** Begin Recorded information **

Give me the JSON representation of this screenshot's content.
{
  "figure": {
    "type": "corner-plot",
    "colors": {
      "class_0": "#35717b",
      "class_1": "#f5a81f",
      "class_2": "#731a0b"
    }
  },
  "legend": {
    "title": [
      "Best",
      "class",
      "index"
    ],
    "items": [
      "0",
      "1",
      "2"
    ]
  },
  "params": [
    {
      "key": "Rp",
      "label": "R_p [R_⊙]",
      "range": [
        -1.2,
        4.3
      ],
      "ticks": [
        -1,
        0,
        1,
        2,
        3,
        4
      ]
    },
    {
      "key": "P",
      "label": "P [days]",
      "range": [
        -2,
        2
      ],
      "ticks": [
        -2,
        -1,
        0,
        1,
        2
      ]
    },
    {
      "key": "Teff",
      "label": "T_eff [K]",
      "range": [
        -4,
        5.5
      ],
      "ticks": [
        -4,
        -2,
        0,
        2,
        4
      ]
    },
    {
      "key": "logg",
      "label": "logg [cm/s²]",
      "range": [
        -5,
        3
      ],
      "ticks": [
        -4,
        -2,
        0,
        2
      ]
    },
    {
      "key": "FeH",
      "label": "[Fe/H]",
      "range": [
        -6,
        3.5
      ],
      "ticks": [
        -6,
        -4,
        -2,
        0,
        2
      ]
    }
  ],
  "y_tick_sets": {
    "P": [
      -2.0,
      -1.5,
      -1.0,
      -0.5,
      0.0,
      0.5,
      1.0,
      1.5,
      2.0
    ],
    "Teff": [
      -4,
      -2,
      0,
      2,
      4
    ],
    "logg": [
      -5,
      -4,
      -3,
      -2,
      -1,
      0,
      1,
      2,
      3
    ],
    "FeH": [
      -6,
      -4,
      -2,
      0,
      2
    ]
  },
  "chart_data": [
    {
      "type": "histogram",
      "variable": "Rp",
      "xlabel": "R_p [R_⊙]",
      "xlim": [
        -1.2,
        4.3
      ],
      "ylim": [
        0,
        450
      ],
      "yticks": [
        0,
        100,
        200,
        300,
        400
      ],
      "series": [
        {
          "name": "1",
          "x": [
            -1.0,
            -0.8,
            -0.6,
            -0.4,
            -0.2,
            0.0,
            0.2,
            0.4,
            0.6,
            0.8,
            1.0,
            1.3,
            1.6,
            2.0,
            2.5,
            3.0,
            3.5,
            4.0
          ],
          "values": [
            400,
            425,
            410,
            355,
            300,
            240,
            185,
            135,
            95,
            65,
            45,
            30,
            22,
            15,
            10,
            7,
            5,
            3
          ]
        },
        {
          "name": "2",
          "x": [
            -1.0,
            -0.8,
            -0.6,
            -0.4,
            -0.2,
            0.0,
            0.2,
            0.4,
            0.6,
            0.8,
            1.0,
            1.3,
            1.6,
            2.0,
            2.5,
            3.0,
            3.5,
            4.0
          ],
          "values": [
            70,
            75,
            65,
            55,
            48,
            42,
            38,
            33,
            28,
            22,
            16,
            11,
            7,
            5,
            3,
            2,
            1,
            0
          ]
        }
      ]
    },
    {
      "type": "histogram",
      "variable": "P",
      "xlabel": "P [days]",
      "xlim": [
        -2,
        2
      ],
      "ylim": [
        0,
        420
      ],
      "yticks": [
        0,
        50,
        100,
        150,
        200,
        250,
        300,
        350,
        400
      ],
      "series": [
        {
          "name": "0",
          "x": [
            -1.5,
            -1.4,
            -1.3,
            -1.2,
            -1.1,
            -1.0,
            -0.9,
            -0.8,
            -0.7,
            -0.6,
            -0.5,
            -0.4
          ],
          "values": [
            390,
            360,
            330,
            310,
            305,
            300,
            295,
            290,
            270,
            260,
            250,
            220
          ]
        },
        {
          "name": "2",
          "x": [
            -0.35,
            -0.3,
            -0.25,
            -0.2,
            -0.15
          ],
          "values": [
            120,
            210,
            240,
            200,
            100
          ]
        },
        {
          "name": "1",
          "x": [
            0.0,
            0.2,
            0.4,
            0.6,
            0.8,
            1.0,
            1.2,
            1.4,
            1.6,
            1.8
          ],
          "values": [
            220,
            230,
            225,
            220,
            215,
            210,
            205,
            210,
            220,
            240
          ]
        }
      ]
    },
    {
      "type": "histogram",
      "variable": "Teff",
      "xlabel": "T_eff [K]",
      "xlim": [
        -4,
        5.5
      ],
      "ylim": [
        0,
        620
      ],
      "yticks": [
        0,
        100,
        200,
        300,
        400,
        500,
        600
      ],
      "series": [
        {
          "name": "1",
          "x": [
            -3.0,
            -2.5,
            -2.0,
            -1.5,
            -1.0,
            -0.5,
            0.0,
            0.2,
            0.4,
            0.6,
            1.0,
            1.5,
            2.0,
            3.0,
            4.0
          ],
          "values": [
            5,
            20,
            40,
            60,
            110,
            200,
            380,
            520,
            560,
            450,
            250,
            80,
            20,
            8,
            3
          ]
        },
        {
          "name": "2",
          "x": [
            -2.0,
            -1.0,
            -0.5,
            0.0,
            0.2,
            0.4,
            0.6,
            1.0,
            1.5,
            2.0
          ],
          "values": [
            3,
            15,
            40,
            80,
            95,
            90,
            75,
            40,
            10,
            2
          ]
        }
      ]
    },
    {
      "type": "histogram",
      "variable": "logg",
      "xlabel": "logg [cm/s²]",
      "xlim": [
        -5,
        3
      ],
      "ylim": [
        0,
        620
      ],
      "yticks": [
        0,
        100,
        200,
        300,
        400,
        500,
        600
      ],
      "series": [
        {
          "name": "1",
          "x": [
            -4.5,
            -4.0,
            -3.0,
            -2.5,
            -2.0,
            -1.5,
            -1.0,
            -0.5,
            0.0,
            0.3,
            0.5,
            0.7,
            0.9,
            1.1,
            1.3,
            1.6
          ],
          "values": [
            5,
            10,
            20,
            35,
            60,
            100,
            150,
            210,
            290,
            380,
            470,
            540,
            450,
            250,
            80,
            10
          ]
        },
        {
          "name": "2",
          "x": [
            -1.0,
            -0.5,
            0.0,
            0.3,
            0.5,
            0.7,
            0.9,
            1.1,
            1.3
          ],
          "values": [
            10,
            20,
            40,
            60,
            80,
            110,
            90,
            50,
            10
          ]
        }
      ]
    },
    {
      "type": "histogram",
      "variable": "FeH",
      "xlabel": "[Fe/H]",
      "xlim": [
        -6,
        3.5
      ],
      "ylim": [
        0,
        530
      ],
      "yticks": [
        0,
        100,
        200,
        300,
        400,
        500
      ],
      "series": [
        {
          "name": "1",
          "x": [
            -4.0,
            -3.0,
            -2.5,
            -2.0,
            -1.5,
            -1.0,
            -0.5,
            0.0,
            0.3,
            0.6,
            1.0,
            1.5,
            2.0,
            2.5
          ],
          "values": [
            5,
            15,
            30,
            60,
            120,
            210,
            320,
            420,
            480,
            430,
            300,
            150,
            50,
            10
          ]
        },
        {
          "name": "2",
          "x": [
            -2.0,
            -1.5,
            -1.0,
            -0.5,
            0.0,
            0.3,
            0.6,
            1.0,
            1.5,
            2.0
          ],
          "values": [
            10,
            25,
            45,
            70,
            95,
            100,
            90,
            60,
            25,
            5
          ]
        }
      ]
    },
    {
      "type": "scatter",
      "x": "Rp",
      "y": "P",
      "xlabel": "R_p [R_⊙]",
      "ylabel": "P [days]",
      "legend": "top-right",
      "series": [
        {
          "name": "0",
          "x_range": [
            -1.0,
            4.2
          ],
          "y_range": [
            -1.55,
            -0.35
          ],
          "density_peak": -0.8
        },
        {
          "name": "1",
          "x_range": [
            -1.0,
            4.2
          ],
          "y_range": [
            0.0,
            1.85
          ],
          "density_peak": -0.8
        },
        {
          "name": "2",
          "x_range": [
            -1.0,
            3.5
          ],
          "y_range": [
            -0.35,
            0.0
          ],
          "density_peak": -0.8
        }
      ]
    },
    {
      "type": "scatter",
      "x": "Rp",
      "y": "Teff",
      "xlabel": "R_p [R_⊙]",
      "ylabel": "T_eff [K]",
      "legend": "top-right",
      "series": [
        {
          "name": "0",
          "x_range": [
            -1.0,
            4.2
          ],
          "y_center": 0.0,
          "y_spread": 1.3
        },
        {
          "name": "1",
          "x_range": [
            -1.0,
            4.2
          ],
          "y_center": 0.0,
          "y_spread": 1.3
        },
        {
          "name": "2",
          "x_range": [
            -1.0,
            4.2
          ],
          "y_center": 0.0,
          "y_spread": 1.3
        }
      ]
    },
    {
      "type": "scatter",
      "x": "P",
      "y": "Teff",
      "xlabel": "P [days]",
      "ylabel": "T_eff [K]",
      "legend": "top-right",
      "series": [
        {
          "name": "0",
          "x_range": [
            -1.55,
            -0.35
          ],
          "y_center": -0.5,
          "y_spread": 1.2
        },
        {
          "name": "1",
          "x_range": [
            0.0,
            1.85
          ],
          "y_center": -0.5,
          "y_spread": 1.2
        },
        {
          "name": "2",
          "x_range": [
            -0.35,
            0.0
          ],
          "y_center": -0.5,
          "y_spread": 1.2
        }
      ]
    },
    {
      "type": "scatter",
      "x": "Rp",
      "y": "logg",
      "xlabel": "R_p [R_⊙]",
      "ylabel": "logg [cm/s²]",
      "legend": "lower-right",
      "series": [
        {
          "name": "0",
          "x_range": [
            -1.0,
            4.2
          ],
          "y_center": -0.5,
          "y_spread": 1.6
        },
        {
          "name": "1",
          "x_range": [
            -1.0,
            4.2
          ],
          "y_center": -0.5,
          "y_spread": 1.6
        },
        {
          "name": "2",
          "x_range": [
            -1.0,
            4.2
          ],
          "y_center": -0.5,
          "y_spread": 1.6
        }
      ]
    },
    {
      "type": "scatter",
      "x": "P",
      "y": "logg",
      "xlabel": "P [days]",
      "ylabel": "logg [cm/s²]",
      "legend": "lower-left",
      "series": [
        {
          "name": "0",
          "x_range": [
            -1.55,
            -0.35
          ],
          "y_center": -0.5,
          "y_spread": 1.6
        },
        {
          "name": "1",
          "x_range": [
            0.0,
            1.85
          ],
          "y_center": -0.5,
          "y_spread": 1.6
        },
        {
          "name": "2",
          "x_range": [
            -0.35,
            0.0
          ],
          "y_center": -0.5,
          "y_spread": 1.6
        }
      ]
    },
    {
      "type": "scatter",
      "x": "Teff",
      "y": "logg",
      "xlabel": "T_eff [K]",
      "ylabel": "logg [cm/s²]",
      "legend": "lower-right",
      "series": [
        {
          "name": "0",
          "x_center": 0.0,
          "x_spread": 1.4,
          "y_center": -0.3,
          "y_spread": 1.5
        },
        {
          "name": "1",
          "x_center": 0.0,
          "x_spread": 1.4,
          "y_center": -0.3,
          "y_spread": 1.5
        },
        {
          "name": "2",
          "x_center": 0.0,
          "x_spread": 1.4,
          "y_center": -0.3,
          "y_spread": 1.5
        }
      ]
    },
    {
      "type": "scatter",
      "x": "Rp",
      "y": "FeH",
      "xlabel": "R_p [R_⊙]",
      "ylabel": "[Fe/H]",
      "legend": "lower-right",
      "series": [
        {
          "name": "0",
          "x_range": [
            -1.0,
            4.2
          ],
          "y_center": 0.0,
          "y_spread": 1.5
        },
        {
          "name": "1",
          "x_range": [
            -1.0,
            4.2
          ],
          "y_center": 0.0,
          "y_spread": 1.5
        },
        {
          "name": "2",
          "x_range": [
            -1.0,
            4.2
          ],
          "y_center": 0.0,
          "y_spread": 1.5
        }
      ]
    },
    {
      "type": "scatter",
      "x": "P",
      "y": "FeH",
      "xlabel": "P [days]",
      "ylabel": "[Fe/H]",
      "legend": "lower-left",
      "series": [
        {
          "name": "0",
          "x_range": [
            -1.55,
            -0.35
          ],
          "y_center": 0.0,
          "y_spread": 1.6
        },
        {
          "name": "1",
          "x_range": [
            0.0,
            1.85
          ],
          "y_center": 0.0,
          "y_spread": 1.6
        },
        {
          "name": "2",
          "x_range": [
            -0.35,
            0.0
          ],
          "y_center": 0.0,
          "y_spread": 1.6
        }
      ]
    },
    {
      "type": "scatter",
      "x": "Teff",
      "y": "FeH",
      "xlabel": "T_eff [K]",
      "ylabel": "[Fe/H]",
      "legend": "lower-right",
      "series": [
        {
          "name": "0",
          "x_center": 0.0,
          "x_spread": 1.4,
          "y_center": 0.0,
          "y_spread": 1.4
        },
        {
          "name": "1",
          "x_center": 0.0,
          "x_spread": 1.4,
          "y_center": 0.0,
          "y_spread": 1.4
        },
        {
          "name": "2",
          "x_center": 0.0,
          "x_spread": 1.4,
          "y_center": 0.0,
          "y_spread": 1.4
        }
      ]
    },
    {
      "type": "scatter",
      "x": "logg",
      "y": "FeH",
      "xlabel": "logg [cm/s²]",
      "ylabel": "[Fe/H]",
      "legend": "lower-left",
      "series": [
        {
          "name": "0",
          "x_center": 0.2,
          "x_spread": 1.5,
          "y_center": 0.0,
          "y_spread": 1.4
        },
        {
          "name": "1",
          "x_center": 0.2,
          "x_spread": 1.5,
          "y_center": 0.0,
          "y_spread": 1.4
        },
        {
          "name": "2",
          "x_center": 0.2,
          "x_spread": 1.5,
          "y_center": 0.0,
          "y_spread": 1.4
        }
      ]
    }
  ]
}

** End Recorded information **

** Problem to work on **
Within the listing above, work out how many lines contain the string "variable", and reply with that number only.

** Written reply **
5